▸ **Record extracts**:

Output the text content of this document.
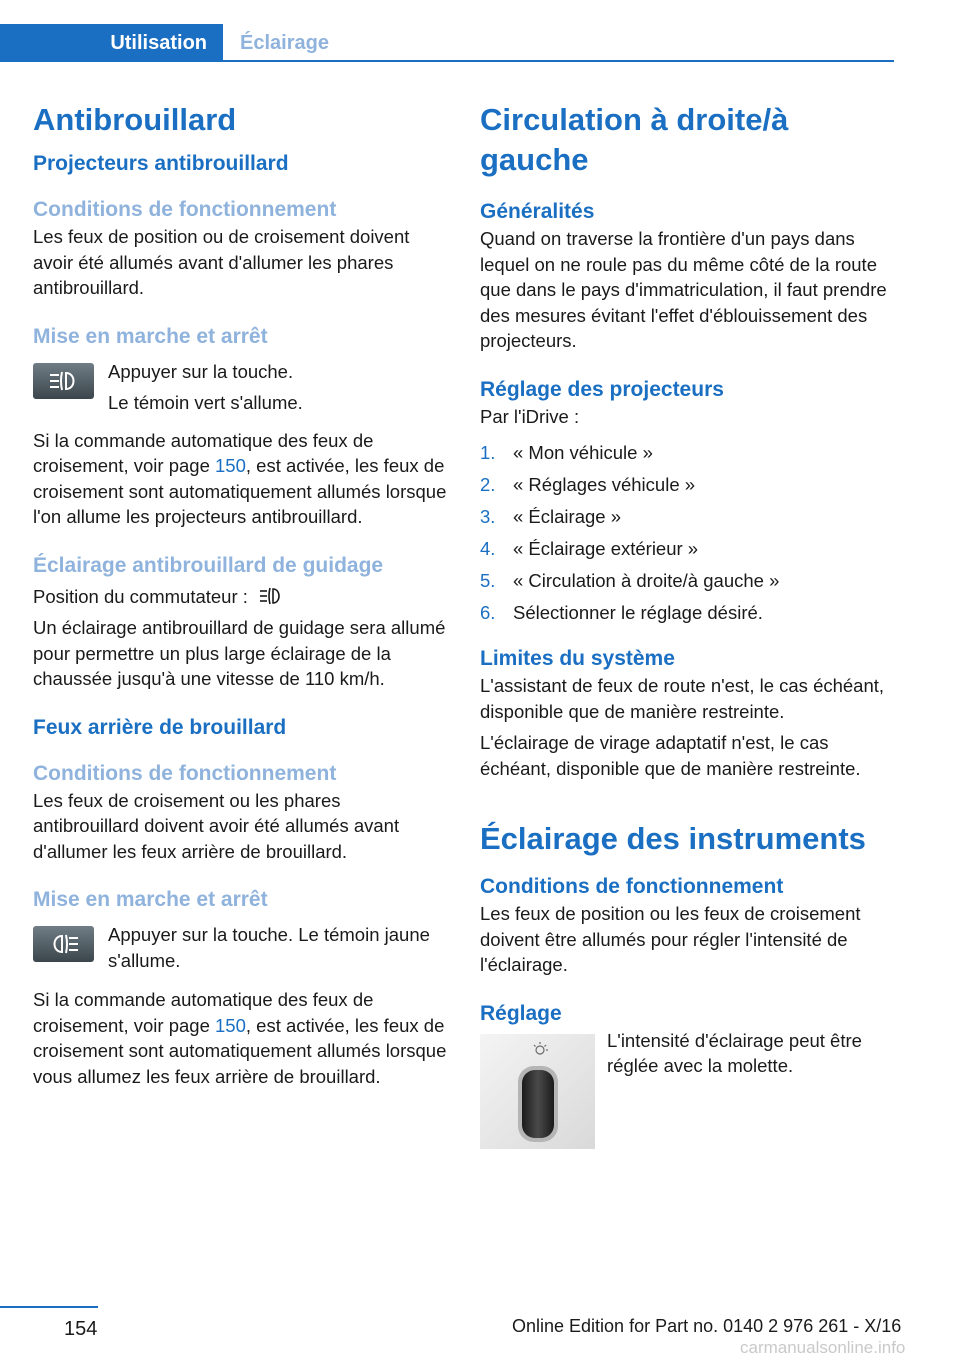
Utilisation	Éclairage
Antibrouillard
Projecteurs antibrouillard
Conditions de fonctionnement

Les feux de position ou de croisement doivent avoir été allumés avant d'allumer les phares antibrouillard.

Mise en marche et arrêt

Appuyer sur la touche.

Le témoin vert s'allume.

Si la commande automatique des feux de croisement, voir page 150, est activée, les feux de croisement sont automatiquement allumés lorsque l'on allume les projecteurs antibrouillard.

Éclairage antibrouillard de guidage

Position du commutateur :

Un éclairage antibrouillard de guidage sera allumé pour permettre un plus large éclairage de la chaussée jusqu'à une vitesse de 110 km/h.

Feux arrière de brouillard
Conditions de fonctionnement

Les feux de croisement ou les phares antibrouillard doivent avoir été allumés avant d'allumer les feux arrière de brouillard.

Mise en marche et arrêt

Appuyer sur la touche. Le témoin jaune s'allume.

Si la commande automatique des feux de croisement, voir page 150, est activée, les feux de croisement sont automatiquement allumés lorsque vous allumez les feux arrière de brouillard.

Circulation à droite/à gauche
Généralités

Quand on traverse la frontière d'un pays dans lequel on ne roule pas du même côté de la route que dans le pays d'immatriculation, il faut prendre des mesures évitant l'effet d'éblouissement des projecteurs.

Réglage des projecteurs

Par l'iDrive :

1. « Mon véhicule »
2. « Réglages véhicule »
3. « Éclairage »
4. « Éclairage extérieur »
5. « Circulation à droite/à gauche »
6. Sélectionner le réglage désiré.
Limites du système

L'assistant de feux de route n'est, le cas échéant, disponible que de manière restreinte.

L'éclairage de virage adaptatif n'est, le cas échéant, disponible que de manière restreinte.

Éclairage des instruments
Conditions de fonctionnement

Les feux de position ou les feux de croisement doivent être allumés pour régler l'intensité de l'éclairage.

Réglage

L'intensité d'éclairage peut être réglée avec la molette.

154	Online Edition for Part no. 0140 2 976 261 - X/16
carmanualsonline.info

▸ **Aim**:
Copy each line of the entries that includes the word "Appuyer".

▸ **Task solution**:
Appuyer sur la touche.
Appuyer sur la touche. Le témoin jaune s'allume.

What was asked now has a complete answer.